===== Stored records

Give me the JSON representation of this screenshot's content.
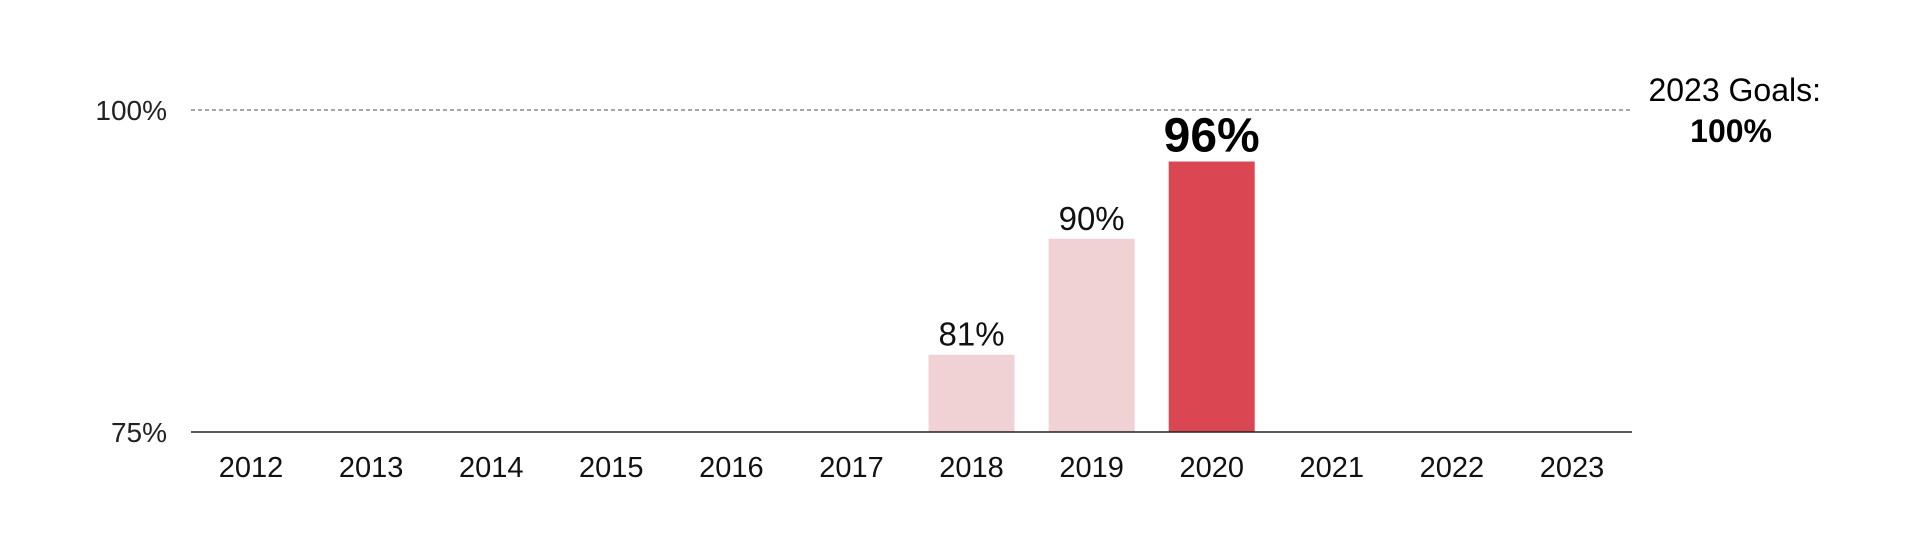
{
  "chart_data": {
    "type": "bar",
    "categories": [
      "2012",
      "2013",
      "2014",
      "2015",
      "2016",
      "2017",
      "2018",
      "2019",
      "2020",
      "2021",
      "2022",
      "2023"
    ],
    "values": [
      null,
      null,
      null,
      null,
      null,
      null,
      81,
      90,
      96,
      null,
      null,
      null
    ],
    "value_labels": [
      "",
      "",
      "",
      "",
      "",
      "",
      "81%",
      "90%",
      "96%",
      "",
      "",
      ""
    ],
    "highlight_category": "2020",
    "ylim": [
      75,
      100
    ],
    "y_ticks": [
      75,
      100
    ],
    "y_tick_labels": [
      "75%",
      "100%"
    ],
    "goal_line": {
      "value": 100,
      "title": "2023 Goals:",
      "value_label": "100%"
    },
    "grid": false,
    "legend": "none",
    "colors": {
      "bar": "#f0d2d5",
      "highlight": "#da4752",
      "axis": "#222222",
      "goal_line": "#888888"
    }
  }
}
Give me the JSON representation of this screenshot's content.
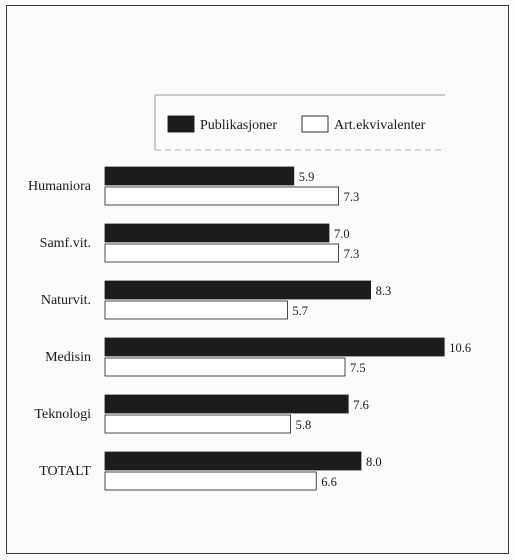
{
  "chart_data": {
    "type": "bar",
    "orientation": "horizontal",
    "categories": [
      "Humaniora",
      "Samf.vit.",
      "Naturvit.",
      "Medisin",
      "Teknologi",
      "TOTALT"
    ],
    "series": [
      {
        "name": "Publikasjoner",
        "values": [
          5.9,
          7.0,
          8.3,
          10.6,
          7.6,
          8.0
        ],
        "color": "#1c1c1c"
      },
      {
        "name": "Art.ekvivalenter",
        "values": [
          7.3,
          7.3,
          5.7,
          7.5,
          5.8,
          6.6
        ],
        "color": "#ffffff"
      }
    ],
    "value_labels": {
      "Publikasjoner": [
        "5.9",
        "7.0",
        "8.3",
        "10.6",
        "7.6",
        "8.0"
      ],
      "Art.ekvivalenter": [
        "7.3",
        "7.3",
        "5.7",
        "7.5",
        "5.8",
        "6.6"
      ]
    },
    "title": "",
    "xlabel": "",
    "ylabel": "",
    "xlim": [
      0,
      11
    ],
    "grid": false,
    "legend_position": "top"
  }
}
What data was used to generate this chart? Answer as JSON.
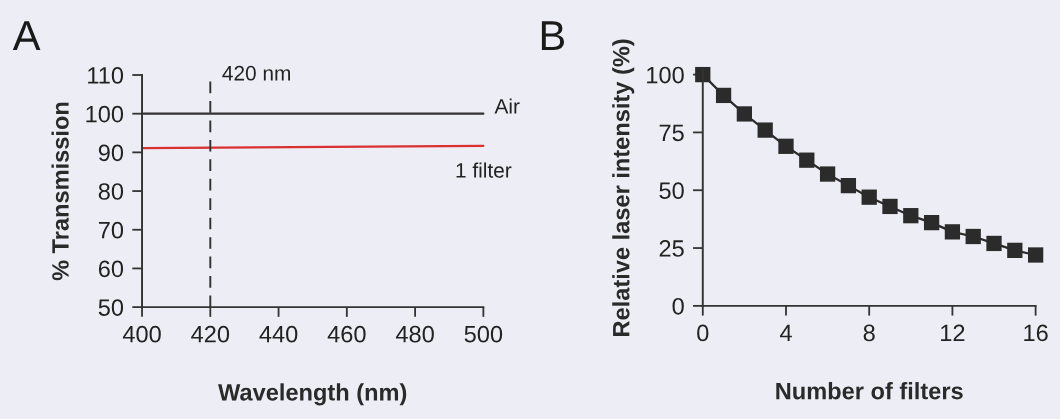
{
  "chart_data": [
    {
      "type": "line",
      "title": "A",
      "xlabel": "Wavelength (nm)",
      "ylabel": "% Transmission",
      "x": [
        400,
        500
      ],
      "series": [
        {
          "name": "Air",
          "color": "#333333",
          "values": [
            100,
            100
          ]
        },
        {
          "name": "1 filter",
          "color": "#d93030",
          "values": [
            91.1,
            91.7
          ]
        }
      ],
      "ref_lines": [
        {
          "axis": "x",
          "value": 420,
          "label": "420 nm",
          "line_style": "dashed",
          "color": "#333333"
        }
      ],
      "xlim": [
        400,
        500
      ],
      "xticks": [
        400,
        420,
        440,
        460,
        480,
        500
      ],
      "ylim": [
        50,
        110
      ],
      "yticks": [
        50,
        60,
        70,
        80,
        90,
        100,
        110
      ],
      "grid": false,
      "marker": "none"
    },
    {
      "type": "line",
      "title": "B",
      "xlabel": "Number of filters",
      "ylabel": "Relative laser intensity (%)",
      "x": [
        0,
        1,
        2,
        3,
        4,
        5,
        6,
        7,
        8,
        9,
        10,
        11,
        12,
        13,
        14,
        15,
        16
      ],
      "series": [
        {
          "color": "#2b2b2b",
          "values": [
            100,
            91,
            83,
            76,
            69,
            63,
            57,
            52,
            47,
            43,
            39,
            36,
            32,
            30,
            27,
            24,
            22
          ]
        }
      ],
      "xlim": [
        0,
        16
      ],
      "xticks": [
        0,
        4,
        8,
        12,
        16
      ],
      "ylim": [
        0,
        102
      ],
      "yticks": [
        0,
        25,
        50,
        75,
        100
      ],
      "grid": false,
      "marker": "square"
    }
  ]
}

==========

## Exercise task
Keep the pictures out of your copy, and repeat every entry above exactly.

## The answer
Give me the JSON representation of this screenshot's content.
{
  "chart_data": {
    "type": "bar",
    "categories": [
      "2012",
      "2013",
      "2014",
      "2015",
      "2016",
      "2017",
      "2018",
      "2019",
      "2020",
      "2021",
      "2022",
      "2023"
    ],
    "values": [
      null,
      null,
      null,
      null,
      null,
      null,
      81,
      90,
      96,
      null,
      null,
      null
    ],
    "value_labels": [
      "",
      "",
      "",
      "",
      "",
      "",
      "81%",
      "90%",
      "96%",
      "",
      "",
      ""
    ],
    "highlight_category": "2020",
    "ylim": [
      75,
      100
    ],
    "y_ticks": [
      75,
      100
    ],
    "y_tick_labels": [
      "75%",
      "100%"
    ],
    "goal_line": {
      "value": 100,
      "title": "2023 Goals:",
      "value_label": "100%"
    },
    "grid": false,
    "legend": "none",
    "colors": {
      "bar": "#f0d2d5",
      "highlight": "#da4752",
      "axis": "#222222",
      "goal_line": "#888888"
    }
  }
}
Give me the JSON representation of this screenshot's content.
{
  "chart_data": {
    "type": "bar",
    "orientation": "horizontal",
    "categories": [
      "Humaniora",
      "Samf.vit.",
      "Naturvit.",
      "Medisin",
      "Teknologi",
      "TOTALT"
    ],
    "series": [
      {
        "name": "Publikasjoner",
        "values": [
          5.9,
          7.0,
          8.3,
          10.6,
          7.6,
          8.0
        ],
        "color": "#1c1c1c"
      },
      {
        "name": "Art.ekvivalenter",
        "values": [
          7.3,
          7.3,
          5.7,
          7.5,
          5.8,
          6.6
        ],
        "color": "#ffffff"
      }
    ],
    "value_labels": {
      "Publikasjoner": [
        "5.9",
        "7.0",
        "8.3",
        "10.6",
        "7.6",
        "8.0"
      ],
      "Art.ekvivalenter": [
        "7.3",
        "7.3",
        "5.7",
        "7.5",
        "5.8",
        "6.6"
      ]
    },
    "title": "",
    "xlabel": "",
    "ylabel": "",
    "xlim": [
      0,
      11
    ],
    "grid": false,
    "legend_position": "top"
  }
}
What data was used to generate this chart? Answer as JSON.
{
  "chart_data": [
    {
      "type": "line",
      "title": "A",
      "xlabel": "Wavelength (nm)",
      "ylabel": "% Transmission",
      "x": [
        400,
        500
      ],
      "series": [
        {
          "name": "Air",
          "color": "#333333",
          "values": [
            100,
            100
          ]
        },
        {
          "name": "1 filter",
          "color": "#d93030",
          "values": [
            91.1,
            91.7
          ]
        }
      ],
      "ref_lines": [
        {
          "axis": "x",
          "value": 420,
          "label": "420 nm",
          "line_style": "dashed",
          "color": "#333333"
        }
      ],
      "xlim": [
        400,
        500
      ],
      "xticks": [
        400,
        420,
        440,
        460,
        480,
        500
      ],
      "ylim": [
        50,
        110
      ],
      "yticks": [
        50,
        60,
        70,
        80,
        90,
        100,
        110
      ],
      "grid": false,
      "marker": "none"
    },
    {
      "type": "line",
      "title": "B",
      "xlabel": "Number of filters",
      "ylabel": "Relative laser intensity (%)",
      "x": [
        0,
        1,
        2,
        3,
        4,
        5,
        6,
        7,
        8,
        9,
        10,
        11,
        12,
        13,
        14,
        15,
        16
      ],
      "series": [
        {
          "color": "#2b2b2b",
          "values": [
            100,
            91,
            83,
            76,
            69,
            63,
            57,
            52,
            47,
            43,
            39,
            36,
            32,
            30,
            27,
            24,
            22
          ]
        }
      ],
      "xlim": [
        0,
        16
      ],
      "xticks": [
        0,
        4,
        8,
        12,
        16
      ],
      "ylim": [
        0,
        102
      ],
      "yticks": [
        0,
        25,
        50,
        75,
        100
      ],
      "grid": false,
      "marker": "square"
    }
  ]
}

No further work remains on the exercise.